[Task description] Omit all pictures. Copy the rest of the material exactly.

[Raw data]
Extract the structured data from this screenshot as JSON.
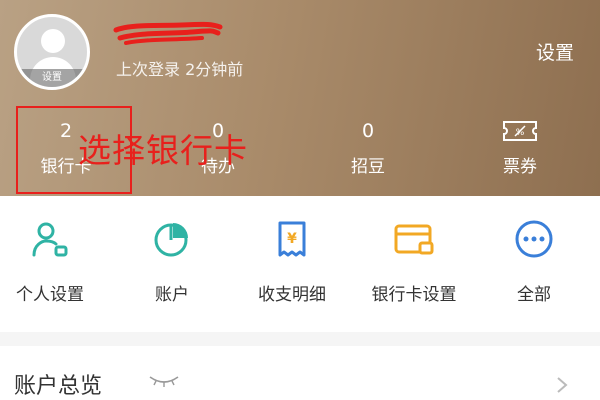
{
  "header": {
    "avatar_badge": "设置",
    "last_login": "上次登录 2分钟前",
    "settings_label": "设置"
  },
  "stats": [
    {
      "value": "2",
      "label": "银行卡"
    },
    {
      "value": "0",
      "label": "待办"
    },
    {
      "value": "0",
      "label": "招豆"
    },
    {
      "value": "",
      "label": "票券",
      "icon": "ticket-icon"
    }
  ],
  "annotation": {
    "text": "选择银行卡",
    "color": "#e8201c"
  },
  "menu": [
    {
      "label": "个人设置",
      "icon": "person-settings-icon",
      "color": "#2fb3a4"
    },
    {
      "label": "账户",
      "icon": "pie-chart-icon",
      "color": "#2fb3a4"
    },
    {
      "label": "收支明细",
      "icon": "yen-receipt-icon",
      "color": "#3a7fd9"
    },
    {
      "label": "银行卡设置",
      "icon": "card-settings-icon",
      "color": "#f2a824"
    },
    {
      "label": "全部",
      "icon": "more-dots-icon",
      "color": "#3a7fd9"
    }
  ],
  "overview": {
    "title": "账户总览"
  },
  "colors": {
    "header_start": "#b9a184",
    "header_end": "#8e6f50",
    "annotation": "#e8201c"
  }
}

[Result of the task]
Extract the structured data from this screenshot as JSON.
{
  "header": {
    "avatar_badge": "设置",
    "last_login": "上次登录 2分钟前",
    "settings_label": "设置"
  },
  "stats": [
    {
      "value": "2",
      "label": "银行卡"
    },
    {
      "value": "0",
      "label": "待办"
    },
    {
      "value": "0",
      "label": "招豆"
    },
    {
      "value": "",
      "label": "票券",
      "icon": "ticket-icon"
    }
  ],
  "annotation": {
    "text": "选择银行卡",
    "color": "#e8201c"
  },
  "menu": [
    {
      "label": "个人设置",
      "icon": "person-settings-icon",
      "color": "#2fb3a4"
    },
    {
      "label": "账户",
      "icon": "pie-chart-icon",
      "color": "#2fb3a4"
    },
    {
      "label": "收支明细",
      "icon": "yen-receipt-icon",
      "color": "#3a7fd9"
    },
    {
      "label": "银行卡设置",
      "icon": "card-settings-icon",
      "color": "#f2a824"
    },
    {
      "label": "全部",
      "icon": "more-dots-icon",
      "color": "#3a7fd9"
    }
  ],
  "overview": {
    "title": "账户总览"
  },
  "colors": {
    "header_start": "#b9a184",
    "header_end": "#8e6f50",
    "annotation": "#e8201c"
  }
}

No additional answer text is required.